Select each line where the word "发出挽留海鸥的行动" appears.

### Dataset records
+--
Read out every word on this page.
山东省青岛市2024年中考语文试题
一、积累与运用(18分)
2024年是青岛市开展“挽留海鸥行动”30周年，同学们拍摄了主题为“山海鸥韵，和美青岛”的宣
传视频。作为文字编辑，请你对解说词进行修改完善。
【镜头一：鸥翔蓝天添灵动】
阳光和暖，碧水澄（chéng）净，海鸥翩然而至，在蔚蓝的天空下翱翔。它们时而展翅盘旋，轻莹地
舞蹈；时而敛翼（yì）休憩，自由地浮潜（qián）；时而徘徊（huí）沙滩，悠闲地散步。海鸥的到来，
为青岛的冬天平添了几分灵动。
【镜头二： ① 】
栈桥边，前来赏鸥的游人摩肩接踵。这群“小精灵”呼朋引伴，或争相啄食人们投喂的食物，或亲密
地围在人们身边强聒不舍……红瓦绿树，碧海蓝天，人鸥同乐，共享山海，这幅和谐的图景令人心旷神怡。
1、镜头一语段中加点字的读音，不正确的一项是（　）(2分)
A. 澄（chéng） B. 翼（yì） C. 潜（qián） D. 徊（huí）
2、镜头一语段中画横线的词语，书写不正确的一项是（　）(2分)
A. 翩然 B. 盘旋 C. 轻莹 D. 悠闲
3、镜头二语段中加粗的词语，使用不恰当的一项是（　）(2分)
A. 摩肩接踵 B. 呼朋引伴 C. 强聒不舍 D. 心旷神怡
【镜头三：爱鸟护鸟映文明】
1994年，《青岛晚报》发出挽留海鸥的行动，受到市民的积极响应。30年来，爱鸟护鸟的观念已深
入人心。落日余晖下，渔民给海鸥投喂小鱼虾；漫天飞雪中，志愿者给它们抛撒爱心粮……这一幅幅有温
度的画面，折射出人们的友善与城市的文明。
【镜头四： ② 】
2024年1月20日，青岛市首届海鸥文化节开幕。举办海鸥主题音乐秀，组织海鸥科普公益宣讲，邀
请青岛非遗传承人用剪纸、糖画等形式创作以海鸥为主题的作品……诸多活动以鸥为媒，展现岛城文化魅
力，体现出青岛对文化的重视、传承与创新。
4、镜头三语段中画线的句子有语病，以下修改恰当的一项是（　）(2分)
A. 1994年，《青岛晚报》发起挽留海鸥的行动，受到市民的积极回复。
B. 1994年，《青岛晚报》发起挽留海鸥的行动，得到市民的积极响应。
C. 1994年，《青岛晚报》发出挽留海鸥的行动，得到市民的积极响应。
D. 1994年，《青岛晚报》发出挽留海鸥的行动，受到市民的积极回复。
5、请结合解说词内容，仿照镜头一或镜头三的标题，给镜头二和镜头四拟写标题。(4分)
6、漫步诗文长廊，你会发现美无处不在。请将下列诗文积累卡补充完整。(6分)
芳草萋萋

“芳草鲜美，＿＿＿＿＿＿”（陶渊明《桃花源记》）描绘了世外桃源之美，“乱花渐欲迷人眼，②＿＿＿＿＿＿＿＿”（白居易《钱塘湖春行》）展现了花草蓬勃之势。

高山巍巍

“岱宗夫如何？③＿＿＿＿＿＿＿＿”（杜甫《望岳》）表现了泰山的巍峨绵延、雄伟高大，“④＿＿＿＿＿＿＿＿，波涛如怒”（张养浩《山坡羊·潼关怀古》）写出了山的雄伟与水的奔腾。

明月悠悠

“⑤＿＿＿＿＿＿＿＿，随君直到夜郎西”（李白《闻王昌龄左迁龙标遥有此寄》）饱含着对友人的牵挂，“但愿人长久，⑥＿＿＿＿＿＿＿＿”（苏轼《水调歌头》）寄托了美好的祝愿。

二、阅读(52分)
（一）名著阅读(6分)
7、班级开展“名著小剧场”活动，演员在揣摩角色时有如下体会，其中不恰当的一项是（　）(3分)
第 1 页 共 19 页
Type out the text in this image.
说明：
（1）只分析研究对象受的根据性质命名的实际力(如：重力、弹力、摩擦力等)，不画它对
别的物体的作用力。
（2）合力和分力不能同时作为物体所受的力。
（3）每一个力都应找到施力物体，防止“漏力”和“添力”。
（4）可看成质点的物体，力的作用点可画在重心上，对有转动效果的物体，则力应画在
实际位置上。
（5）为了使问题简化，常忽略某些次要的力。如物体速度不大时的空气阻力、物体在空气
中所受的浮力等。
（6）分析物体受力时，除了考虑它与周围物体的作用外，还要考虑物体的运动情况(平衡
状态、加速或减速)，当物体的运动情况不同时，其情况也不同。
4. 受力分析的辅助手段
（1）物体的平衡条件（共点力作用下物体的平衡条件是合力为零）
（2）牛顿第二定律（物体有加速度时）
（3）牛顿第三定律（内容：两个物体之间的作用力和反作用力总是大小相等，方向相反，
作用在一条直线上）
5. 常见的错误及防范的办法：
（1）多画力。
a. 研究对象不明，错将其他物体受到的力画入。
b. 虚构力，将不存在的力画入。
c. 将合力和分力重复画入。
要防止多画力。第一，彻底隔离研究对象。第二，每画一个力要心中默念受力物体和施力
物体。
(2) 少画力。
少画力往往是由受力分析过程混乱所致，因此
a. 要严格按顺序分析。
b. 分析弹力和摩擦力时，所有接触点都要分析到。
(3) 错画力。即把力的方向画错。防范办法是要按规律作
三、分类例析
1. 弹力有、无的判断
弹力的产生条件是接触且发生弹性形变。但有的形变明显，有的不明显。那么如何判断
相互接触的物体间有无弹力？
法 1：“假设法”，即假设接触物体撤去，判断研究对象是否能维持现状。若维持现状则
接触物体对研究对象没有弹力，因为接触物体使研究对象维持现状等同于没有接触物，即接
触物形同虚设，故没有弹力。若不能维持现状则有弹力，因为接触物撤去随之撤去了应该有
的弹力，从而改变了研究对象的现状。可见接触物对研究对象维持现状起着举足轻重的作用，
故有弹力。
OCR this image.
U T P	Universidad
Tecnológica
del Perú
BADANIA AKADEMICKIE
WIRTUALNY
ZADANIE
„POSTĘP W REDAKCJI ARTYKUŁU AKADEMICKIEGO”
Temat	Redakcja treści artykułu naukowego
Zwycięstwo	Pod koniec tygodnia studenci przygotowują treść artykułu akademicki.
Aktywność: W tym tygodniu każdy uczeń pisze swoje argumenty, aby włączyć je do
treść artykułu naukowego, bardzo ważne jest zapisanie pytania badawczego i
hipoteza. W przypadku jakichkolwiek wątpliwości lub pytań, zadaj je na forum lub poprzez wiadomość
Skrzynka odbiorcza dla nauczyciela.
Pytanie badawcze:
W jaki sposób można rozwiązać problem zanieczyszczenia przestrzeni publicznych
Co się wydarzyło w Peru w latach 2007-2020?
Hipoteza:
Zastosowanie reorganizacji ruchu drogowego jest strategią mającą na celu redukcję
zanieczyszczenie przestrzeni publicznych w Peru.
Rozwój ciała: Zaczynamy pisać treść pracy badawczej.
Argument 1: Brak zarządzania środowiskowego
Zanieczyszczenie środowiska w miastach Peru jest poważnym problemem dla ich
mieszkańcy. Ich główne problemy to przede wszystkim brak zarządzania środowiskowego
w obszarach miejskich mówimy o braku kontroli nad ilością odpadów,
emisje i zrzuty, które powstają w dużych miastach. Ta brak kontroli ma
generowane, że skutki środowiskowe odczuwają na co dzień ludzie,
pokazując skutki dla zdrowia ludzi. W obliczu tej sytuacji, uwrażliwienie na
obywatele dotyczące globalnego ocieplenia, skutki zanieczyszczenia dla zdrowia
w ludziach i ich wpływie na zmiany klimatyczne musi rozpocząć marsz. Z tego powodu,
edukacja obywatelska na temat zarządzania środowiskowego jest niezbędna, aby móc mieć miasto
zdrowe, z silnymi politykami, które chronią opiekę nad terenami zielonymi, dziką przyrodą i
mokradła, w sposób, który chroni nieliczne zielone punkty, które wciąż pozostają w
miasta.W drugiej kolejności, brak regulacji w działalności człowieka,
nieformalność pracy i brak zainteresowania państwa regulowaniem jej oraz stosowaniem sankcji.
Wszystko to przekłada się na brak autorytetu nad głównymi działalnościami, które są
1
+--
### The answer
1994年，《青岛晚报》发出挽留海鸥的行动，受到市民的积极响应。30年来，爱鸟护鸟的观念已深
C. 1994年，《青岛晚报》发出挽留海鸥的行动，得到市民的积极响应。
D. 1994年，《青岛晚报》发出挽留海鸥的行动，受到市民的积极回复。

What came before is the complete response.